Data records
▬▬▬▬▬▬

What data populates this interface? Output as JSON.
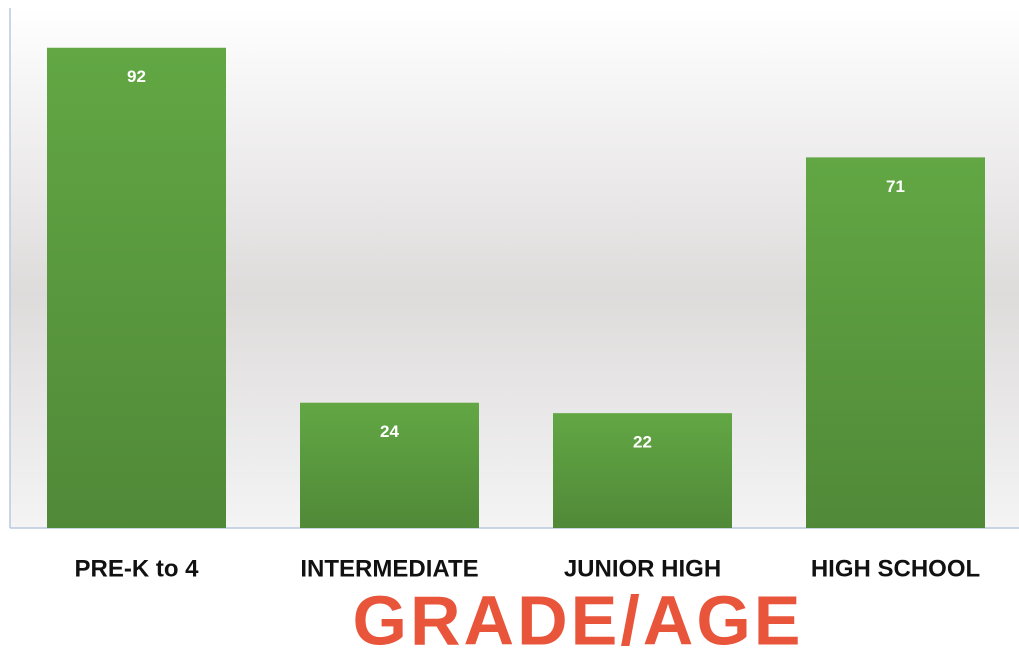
{
  "chart_data": {
    "type": "bar",
    "x_label": "GRADE/AGE",
    "categories": [
      "PRE-K to 4",
      "INTERMEDIATE",
      "JUNIOR HIGH",
      "HIGH SCHOOL"
    ],
    "values": [
      92,
      24,
      22,
      71
    ],
    "color": "#62a744",
    "ylim": [
      0,
      100
    ]
  }
}
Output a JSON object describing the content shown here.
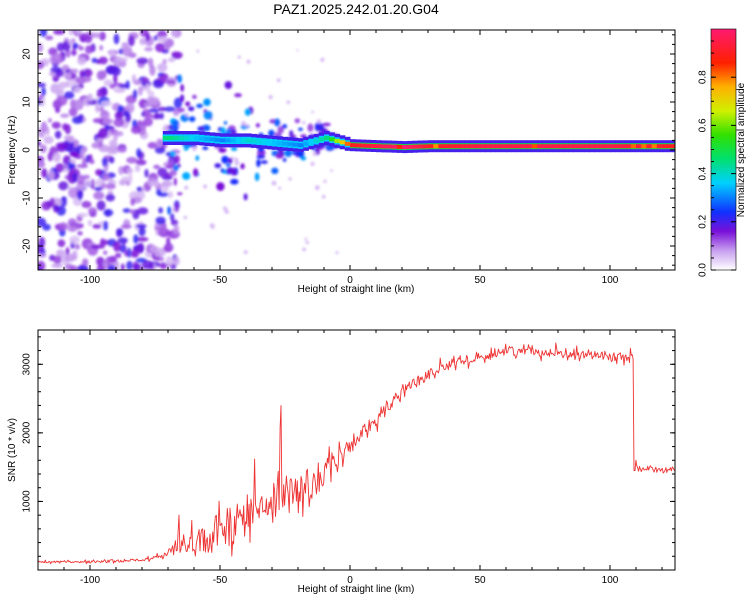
{
  "title": "PAZ1.2025.242.01.20.G04",
  "chart_data": [
    {
      "type": "heatmap",
      "name": "spectrogram",
      "xlabel": "Height of straight line (km)",
      "ylabel": "Frequency (Hz)",
      "xlim": [
        -120,
        125
      ],
      "ylim": [
        -25,
        25
      ],
      "xticks": [
        "-100",
        "-50",
        "0",
        "50",
        "100"
      ],
      "xtick_values": [
        -100,
        -50,
        0,
        50,
        100
      ],
      "yticks": [
        "20",
        "10",
        "0",
        "-10",
        "-20"
      ],
      "ytick_values": [
        20,
        10,
        0,
        -10,
        -20
      ],
      "ridge": {
        "description_values": "dominant frequency ridge near 0.5 Hz",
        "x": [
          -70,
          -60,
          -50,
          -40,
          -30,
          -20,
          -10,
          0,
          10,
          20,
          30,
          50,
          75,
          100,
          125
        ],
        "freq": [
          2.5,
          2.5,
          2.0,
          2.0,
          1.5,
          1.0,
          2.5,
          1.0,
          0.8,
          0.6,
          0.8,
          0.8,
          0.8,
          0.8,
          0.8
        ],
        "amplitude": [
          0.45,
          0.35,
          0.3,
          0.4,
          0.35,
          0.3,
          0.45,
          0.9,
          0.95,
          1.0,
          0.9,
          0.95,
          0.95,
          0.95,
          0.9
        ]
      },
      "noise_region_x": [
        -120,
        -70
      ],
      "colorbar": {
        "label": "Normalized spectral amplitude",
        "range": [
          0,
          1
        ],
        "ticks": [
          "0.0",
          "0.2",
          "0.4",
          "0.6",
          "0.8"
        ],
        "tick_values": [
          0.0,
          0.2,
          0.4,
          0.6,
          0.8
        ]
      }
    },
    {
      "type": "line",
      "name": "snr",
      "xlabel": "Height of straight line (km)",
      "ylabel": "SNR (10 * v/v)",
      "xlim": [
        -120,
        125
      ],
      "ylim": [
        0,
        3500
      ],
      "xticks": [
        "-100",
        "-50",
        "0",
        "50",
        "100"
      ],
      "xtick_values": [
        -100,
        -50,
        0,
        50,
        100
      ],
      "yticks": [
        "1000",
        "2000",
        "3000"
      ],
      "ytick_values": [
        1000,
        2000,
        3000
      ],
      "color": "#ee3333",
      "x": [
        -120,
        -100,
        -80,
        -75,
        -70,
        -65,
        -60,
        -55,
        -50,
        -45,
        -40,
        -35,
        -30,
        -25,
        -20,
        -15,
        -10,
        -5,
        0,
        5,
        10,
        15,
        20,
        25,
        30,
        35,
        40,
        45,
        50,
        55,
        60,
        65,
        70,
        75,
        80,
        85,
        90,
        95,
        100,
        105,
        109,
        110,
        115,
        120,
        125
      ],
      "values": [
        120,
        120,
        140,
        180,
        260,
        340,
        420,
        500,
        580,
        660,
        760,
        860,
        950,
        1050,
        1150,
        1250,
        1400,
        1600,
        1800,
        2000,
        2200,
        2400,
        2600,
        2750,
        2850,
        2950,
        3000,
        3050,
        3100,
        3150,
        3200,
        3200,
        3200,
        3180,
        3180,
        3150,
        3150,
        3130,
        3120,
        3100,
        3100,
        1500,
        1480,
        1470,
        1460
      ],
      "spread": [
        30,
        40,
        60,
        80,
        150,
        250,
        350,
        450,
        550,
        650,
        700,
        650,
        600,
        650,
        550,
        500,
        500,
        350,
        300,
        250,
        220,
        200,
        180,
        180,
        170,
        170,
        160,
        160,
        160,
        160,
        160,
        160,
        160,
        160,
        160,
        160,
        160,
        160,
        160,
        160,
        160,
        80,
        80,
        80,
        80
      ]
    }
  ]
}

▬▬▬▬▬▬

All of the material above needs to be restated exactly, with no pictures.

What data populates this interface? Output as JSON.
{
  "chart_data": {
    "type": "bar",
    "x_label": "GRADE/AGE",
    "categories": [
      "PRE-K to 4",
      "INTERMEDIATE",
      "JUNIOR HIGH",
      "HIGH SCHOOL"
    ],
    "values": [
      92,
      24,
      22,
      71
    ],
    "color": "#62a744",
    "ylim": [
      0,
      100
    ]
  }
}
Output a JSON object describing the content shown here.
{
  "title": "PAZ1.2025.242.01.20.G04",
  "chart_data": [
    {
      "type": "heatmap",
      "name": "spectrogram",
      "xlabel": "Height of straight line (km)",
      "ylabel": "Frequency (Hz)",
      "xlim": [
        -120,
        125
      ],
      "ylim": [
        -25,
        25
      ],
      "xticks": [
        "-100",
        "-50",
        "0",
        "50",
        "100"
      ],
      "xtick_values": [
        -100,
        -50,
        0,
        50,
        100
      ],
      "yticks": [
        "20",
        "10",
        "0",
        "-10",
        "-20"
      ],
      "ytick_values": [
        20,
        10,
        0,
        -10,
        -20
      ],
      "ridge": {
        "description_values": "dominant frequency ridge near 0.5 Hz",
        "x": [
          -70,
          -60,
          -50,
          -40,
          -30,
          -20,
          -10,
          0,
          10,
          20,
          30,
          50,
          75,
          100,
          125
        ],
        "freq": [
          2.5,
          2.5,
          2.0,
          2.0,
          1.5,
          1.0,
          2.5,
          1.0,
          0.8,
          0.6,
          0.8,
          0.8,
          0.8,
          0.8,
          0.8
        ],
        "amplitude": [
          0.45,
          0.35,
          0.3,
          0.4,
          0.35,
          0.3,
          0.45,
          0.9,
          0.95,
          1.0,
          0.9,
          0.95,
          0.95,
          0.95,
          0.9
        ]
      },
      "noise_region_x": [
        -120,
        -70
      ],
      "colorbar": {
        "label": "Normalized spectral amplitude",
        "range": [
          0,
          1
        ],
        "ticks": [
          "0.0",
          "0.2",
          "0.4",
          "0.6",
          "0.8"
        ],
        "tick_values": [
          0.0,
          0.2,
          0.4,
          0.6,
          0.8
        ]
      }
    },
    {
      "type": "line",
      "name": "snr",
      "xlabel": "Height of straight line (km)",
      "ylabel": "SNR (10 * v/v)",
      "xlim": [
        -120,
        125
      ],
      "ylim": [
        0,
        3500
      ],
      "xticks": [
        "-100",
        "-50",
        "0",
        "50",
        "100"
      ],
      "xtick_values": [
        -100,
        -50,
        0,
        50,
        100
      ],
      "yticks": [
        "1000",
        "2000",
        "3000"
      ],
      "ytick_values": [
        1000,
        2000,
        3000
      ],
      "color": "#ee3333",
      "x": [
        -120,
        -100,
        -80,
        -75,
        -70,
        -65,
        -60,
        -55,
        -50,
        -45,
        -40,
        -35,
        -30,
        -25,
        -20,
        -15,
        -10,
        -5,
        0,
        5,
        10,
        15,
        20,
        25,
        30,
        35,
        40,
        45,
        50,
        55,
        60,
        65,
        70,
        75,
        80,
        85,
        90,
        95,
        100,
        105,
        109,
        110,
        115,
        120,
        125
      ],
      "values": [
        120,
        120,
        140,
        180,
        260,
        340,
        420,
        500,
        580,
        660,
        760,
        860,
        950,
        1050,
        1150,
        1250,
        1400,
        1600,
        1800,
        2000,
        2200,
        2400,
        2600,
        2750,
        2850,
        2950,
        3000,
        3050,
        3100,
        3150,
        3200,
        3200,
        3200,
        3180,
        3180,
        3150,
        3150,
        3130,
        3120,
        3100,
        3100,
        1500,
        1480,
        1470,
        1460
      ],
      "spread": [
        30,
        40,
        60,
        80,
        150,
        250,
        350,
        450,
        550,
        650,
        700,
        650,
        600,
        650,
        550,
        500,
        500,
        350,
        300,
        250,
        220,
        200,
        180,
        180,
        170,
        170,
        160,
        160,
        160,
        160,
        160,
        160,
        160,
        160,
        160,
        160,
        160,
        160,
        160,
        160,
        160,
        80,
        80,
        80,
        80
      ]
    }
  ]
}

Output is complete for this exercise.